▶ _Aim_:
Pick out the lines containing "MORAVSKOSLEZSKÝ".

▶ _Items_:
⁂

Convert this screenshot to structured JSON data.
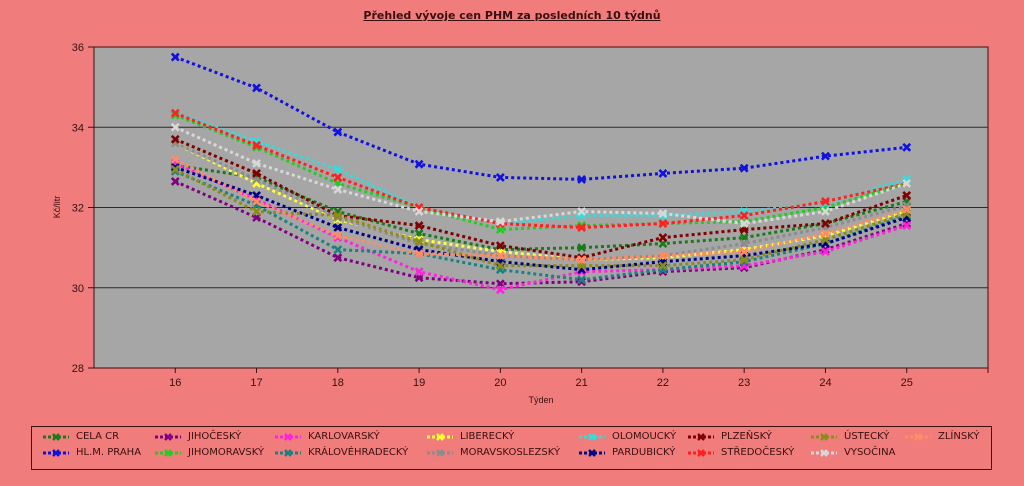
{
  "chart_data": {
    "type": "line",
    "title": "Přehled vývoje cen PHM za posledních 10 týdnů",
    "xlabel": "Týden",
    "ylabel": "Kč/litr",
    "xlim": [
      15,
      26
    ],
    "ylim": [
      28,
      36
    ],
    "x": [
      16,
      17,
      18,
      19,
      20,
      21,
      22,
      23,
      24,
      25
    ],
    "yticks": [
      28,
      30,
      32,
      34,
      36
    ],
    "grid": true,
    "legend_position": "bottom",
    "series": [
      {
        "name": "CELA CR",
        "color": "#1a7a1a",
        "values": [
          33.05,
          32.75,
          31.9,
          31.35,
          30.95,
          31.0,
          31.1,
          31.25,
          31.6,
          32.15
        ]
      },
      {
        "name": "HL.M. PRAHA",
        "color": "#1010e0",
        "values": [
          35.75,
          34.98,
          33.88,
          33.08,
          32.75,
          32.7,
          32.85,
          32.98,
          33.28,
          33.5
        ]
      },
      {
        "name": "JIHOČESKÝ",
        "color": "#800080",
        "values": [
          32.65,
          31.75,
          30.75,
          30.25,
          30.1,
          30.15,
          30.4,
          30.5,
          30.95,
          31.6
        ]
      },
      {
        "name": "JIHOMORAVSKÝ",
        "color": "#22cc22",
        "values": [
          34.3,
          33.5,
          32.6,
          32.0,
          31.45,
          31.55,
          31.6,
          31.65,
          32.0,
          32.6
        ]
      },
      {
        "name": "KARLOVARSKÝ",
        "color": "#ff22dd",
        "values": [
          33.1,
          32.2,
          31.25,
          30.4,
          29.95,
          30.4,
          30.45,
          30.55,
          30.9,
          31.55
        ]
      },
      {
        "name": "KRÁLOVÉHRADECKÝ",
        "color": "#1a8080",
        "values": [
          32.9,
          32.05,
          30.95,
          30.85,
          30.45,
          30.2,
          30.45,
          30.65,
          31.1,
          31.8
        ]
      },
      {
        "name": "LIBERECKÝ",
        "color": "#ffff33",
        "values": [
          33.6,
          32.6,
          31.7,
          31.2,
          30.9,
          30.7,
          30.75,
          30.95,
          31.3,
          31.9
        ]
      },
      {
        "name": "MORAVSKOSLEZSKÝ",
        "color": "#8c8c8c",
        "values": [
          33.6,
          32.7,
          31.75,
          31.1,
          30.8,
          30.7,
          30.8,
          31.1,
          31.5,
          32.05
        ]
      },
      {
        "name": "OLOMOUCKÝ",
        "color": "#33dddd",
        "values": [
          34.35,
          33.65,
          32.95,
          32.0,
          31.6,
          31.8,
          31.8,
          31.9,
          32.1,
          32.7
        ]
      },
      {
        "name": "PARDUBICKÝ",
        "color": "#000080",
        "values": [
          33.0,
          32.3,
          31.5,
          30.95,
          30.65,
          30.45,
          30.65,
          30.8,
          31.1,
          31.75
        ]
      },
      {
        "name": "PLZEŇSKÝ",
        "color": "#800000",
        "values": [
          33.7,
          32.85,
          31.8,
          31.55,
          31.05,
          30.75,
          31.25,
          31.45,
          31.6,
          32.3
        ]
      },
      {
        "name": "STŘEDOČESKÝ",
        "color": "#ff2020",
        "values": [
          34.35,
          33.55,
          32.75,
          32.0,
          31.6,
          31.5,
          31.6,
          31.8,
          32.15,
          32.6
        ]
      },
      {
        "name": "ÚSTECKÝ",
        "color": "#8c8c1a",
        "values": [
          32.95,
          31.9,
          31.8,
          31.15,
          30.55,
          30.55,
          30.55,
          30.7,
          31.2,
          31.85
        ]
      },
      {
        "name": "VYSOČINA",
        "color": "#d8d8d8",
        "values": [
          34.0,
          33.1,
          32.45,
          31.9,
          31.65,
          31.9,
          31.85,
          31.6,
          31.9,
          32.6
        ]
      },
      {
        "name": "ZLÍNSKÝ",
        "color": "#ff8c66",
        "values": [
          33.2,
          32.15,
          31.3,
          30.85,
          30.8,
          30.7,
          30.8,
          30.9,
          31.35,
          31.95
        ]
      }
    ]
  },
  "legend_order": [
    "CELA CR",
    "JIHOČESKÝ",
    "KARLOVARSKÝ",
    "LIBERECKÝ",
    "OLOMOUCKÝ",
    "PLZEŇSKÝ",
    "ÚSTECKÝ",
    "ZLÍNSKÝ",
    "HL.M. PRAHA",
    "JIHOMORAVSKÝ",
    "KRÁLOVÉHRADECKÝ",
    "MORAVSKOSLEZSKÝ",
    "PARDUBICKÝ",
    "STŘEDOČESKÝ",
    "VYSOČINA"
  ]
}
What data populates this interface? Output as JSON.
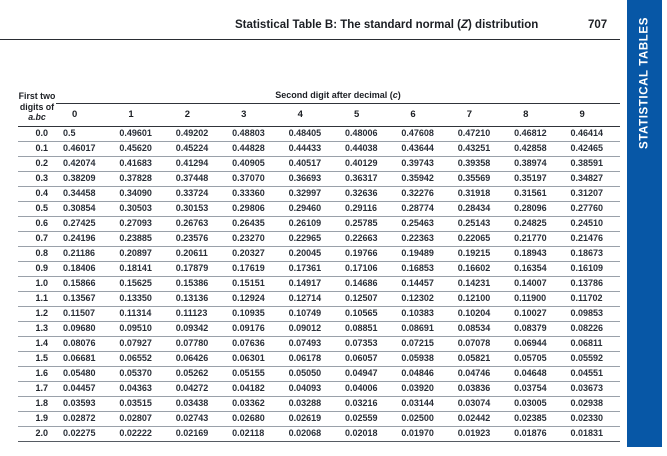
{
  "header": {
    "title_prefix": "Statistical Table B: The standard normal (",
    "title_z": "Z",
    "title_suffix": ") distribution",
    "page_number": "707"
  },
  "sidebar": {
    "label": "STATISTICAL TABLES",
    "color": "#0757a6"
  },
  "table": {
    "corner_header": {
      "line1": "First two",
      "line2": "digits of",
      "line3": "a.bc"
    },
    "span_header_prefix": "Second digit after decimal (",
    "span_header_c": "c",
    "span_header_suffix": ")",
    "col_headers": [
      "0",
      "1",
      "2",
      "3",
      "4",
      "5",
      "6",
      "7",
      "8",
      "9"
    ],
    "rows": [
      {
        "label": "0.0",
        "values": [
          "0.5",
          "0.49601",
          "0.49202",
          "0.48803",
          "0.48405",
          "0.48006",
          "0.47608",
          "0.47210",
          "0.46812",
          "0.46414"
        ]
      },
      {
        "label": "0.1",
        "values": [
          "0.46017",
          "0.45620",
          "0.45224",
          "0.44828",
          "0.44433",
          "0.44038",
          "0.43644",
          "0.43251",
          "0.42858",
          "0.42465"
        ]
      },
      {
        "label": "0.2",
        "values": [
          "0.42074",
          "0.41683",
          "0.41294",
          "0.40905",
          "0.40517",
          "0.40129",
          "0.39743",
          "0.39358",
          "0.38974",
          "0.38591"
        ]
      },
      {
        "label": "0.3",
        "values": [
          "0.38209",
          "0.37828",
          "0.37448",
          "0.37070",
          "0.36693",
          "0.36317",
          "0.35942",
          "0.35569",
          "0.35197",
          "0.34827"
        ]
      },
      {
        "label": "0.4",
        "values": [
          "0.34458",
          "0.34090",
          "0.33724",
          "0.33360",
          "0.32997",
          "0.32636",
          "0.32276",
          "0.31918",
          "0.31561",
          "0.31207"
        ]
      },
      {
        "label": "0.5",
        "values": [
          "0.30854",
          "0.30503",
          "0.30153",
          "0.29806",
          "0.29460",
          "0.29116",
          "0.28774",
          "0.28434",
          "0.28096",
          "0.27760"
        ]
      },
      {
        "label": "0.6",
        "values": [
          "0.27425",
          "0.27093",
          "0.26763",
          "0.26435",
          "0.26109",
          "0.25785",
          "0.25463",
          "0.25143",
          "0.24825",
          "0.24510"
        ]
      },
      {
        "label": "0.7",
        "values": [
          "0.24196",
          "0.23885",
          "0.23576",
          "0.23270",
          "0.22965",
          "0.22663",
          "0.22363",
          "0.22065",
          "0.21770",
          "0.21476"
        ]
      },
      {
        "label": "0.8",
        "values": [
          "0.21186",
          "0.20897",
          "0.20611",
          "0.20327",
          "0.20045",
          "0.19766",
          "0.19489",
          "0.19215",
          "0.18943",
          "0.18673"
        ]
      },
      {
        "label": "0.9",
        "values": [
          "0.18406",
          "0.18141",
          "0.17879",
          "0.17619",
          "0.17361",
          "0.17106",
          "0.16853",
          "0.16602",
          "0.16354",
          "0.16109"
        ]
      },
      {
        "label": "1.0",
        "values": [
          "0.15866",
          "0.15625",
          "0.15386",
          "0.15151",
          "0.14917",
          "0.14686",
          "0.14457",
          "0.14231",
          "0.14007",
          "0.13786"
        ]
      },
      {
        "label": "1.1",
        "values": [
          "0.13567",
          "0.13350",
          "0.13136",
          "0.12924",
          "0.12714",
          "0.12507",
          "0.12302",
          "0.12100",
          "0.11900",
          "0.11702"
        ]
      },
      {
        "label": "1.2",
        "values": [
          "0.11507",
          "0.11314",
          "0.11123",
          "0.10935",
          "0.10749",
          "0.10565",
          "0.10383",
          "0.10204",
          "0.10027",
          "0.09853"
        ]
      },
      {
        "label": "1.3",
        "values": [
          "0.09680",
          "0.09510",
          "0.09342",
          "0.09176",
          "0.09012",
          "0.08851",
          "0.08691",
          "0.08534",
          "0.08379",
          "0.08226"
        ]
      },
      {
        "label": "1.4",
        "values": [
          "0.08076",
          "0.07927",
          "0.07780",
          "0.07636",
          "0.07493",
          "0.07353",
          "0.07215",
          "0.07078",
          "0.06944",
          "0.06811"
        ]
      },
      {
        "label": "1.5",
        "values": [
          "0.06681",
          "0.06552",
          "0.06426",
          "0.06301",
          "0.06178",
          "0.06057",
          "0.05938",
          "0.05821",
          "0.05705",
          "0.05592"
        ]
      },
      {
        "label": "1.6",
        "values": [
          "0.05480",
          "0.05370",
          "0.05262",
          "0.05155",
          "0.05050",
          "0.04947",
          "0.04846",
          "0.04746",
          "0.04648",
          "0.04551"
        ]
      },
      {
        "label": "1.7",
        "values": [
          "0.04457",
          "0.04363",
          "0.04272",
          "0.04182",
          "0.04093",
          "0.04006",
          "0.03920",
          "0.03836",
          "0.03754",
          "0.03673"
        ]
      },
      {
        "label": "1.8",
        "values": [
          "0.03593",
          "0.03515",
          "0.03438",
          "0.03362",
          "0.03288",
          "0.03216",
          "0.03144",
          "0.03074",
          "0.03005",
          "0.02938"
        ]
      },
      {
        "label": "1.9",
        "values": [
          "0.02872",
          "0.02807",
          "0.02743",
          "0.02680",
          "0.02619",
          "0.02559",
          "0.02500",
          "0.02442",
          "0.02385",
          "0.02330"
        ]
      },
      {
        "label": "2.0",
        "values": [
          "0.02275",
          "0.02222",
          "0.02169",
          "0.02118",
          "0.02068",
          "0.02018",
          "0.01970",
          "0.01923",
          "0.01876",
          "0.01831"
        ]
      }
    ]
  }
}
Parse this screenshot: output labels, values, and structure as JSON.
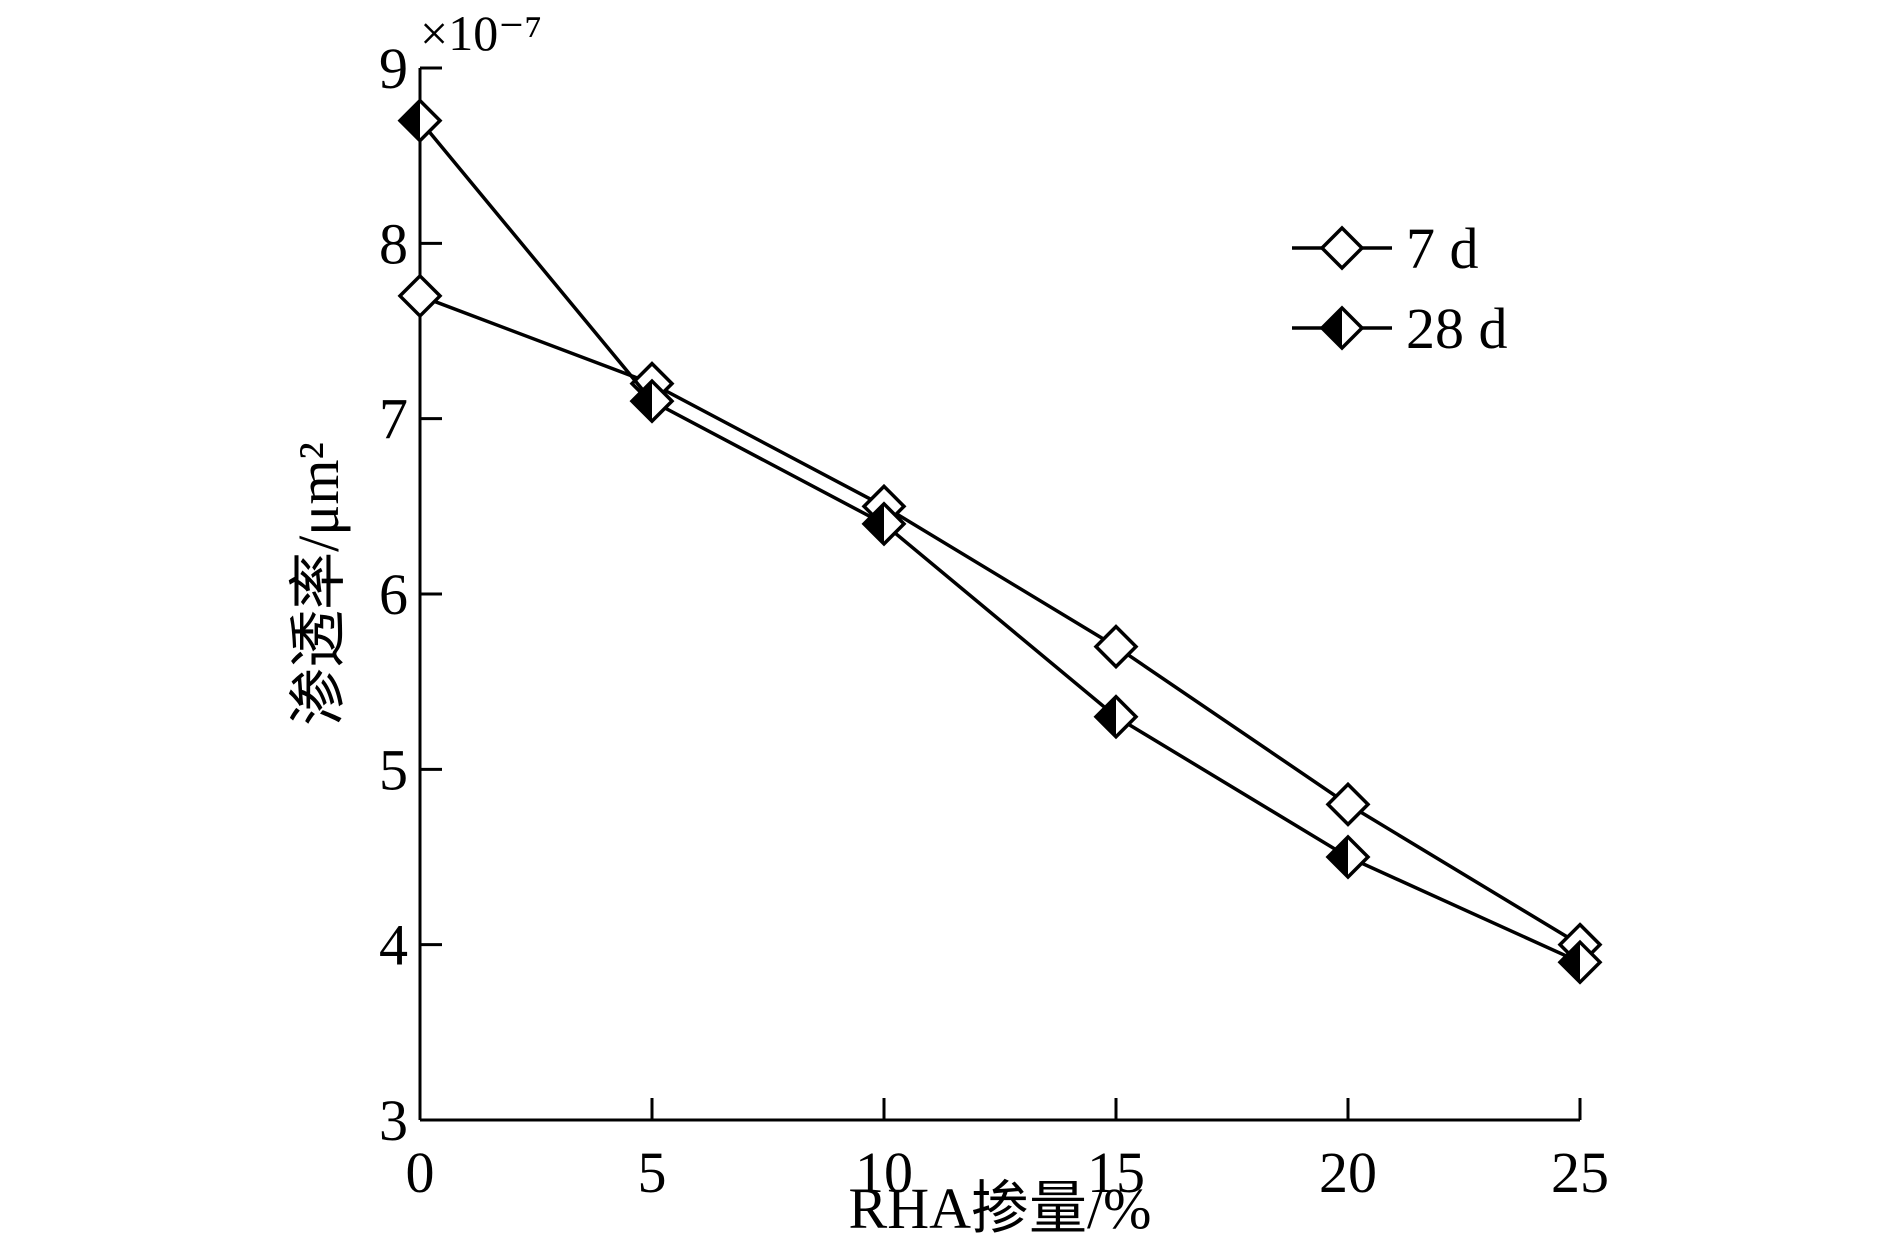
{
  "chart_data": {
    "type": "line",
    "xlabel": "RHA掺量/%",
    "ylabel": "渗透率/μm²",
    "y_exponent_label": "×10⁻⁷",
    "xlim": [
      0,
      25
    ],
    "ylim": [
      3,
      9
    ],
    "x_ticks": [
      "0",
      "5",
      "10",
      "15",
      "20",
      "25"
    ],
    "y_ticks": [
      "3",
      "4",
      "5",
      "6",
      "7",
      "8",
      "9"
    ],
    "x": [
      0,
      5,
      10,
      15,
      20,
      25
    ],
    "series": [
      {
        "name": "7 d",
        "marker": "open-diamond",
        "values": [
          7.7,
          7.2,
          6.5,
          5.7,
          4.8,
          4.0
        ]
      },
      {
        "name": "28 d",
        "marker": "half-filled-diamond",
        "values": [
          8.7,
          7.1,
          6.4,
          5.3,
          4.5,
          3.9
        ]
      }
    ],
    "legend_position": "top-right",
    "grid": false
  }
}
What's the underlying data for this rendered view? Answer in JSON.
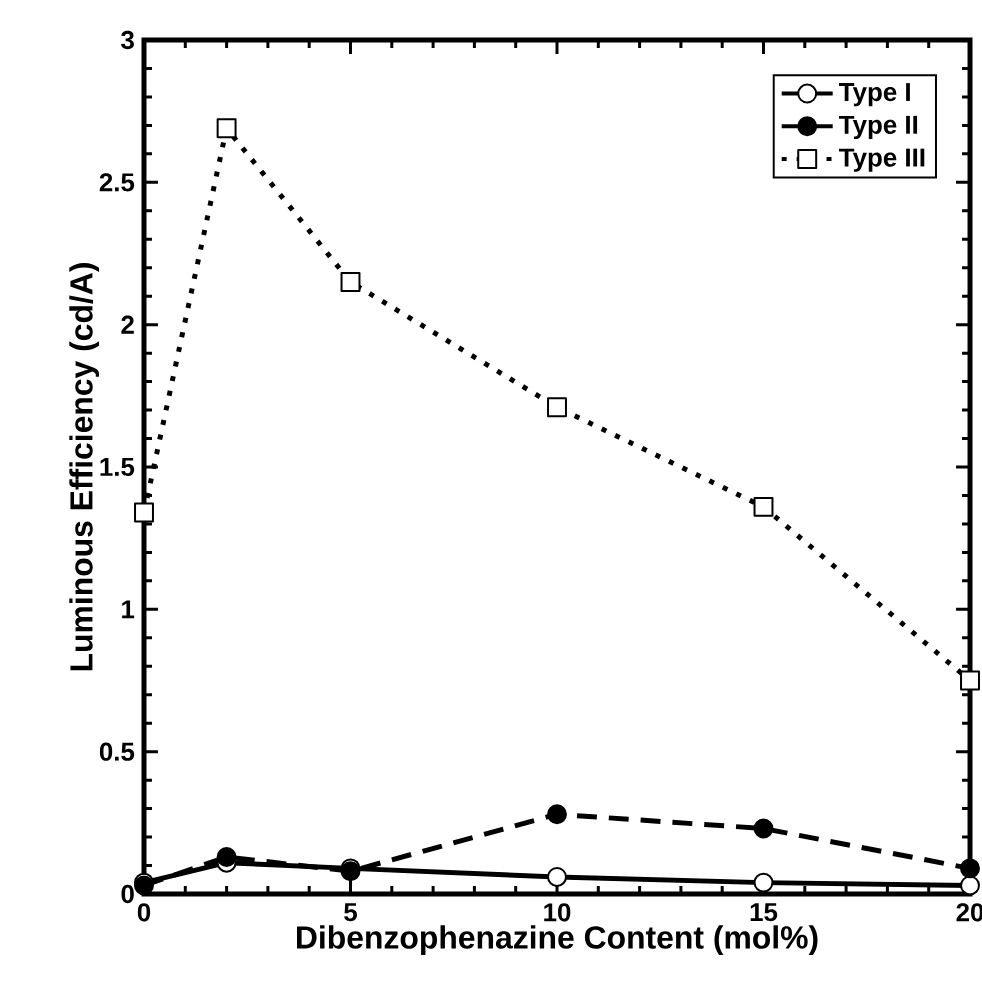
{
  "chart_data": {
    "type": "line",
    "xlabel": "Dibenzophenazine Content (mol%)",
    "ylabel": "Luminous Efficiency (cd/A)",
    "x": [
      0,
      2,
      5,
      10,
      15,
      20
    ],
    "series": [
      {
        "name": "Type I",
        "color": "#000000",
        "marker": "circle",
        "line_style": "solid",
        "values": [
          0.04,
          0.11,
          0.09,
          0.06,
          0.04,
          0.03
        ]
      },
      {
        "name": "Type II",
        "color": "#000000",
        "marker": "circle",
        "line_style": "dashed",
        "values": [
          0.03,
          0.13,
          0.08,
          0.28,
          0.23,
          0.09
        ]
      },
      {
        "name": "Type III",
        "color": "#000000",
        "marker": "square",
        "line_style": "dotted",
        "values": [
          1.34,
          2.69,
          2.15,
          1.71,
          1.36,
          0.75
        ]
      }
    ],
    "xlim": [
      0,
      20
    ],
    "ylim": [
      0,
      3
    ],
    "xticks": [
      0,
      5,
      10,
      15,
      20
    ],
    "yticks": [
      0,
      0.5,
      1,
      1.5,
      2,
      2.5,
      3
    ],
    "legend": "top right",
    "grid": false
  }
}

⁂

▶ _Answer below_:
        "name": "MORAVSKOSLEZSKÝ",
    "MORAVSKOSLEZSKÝ",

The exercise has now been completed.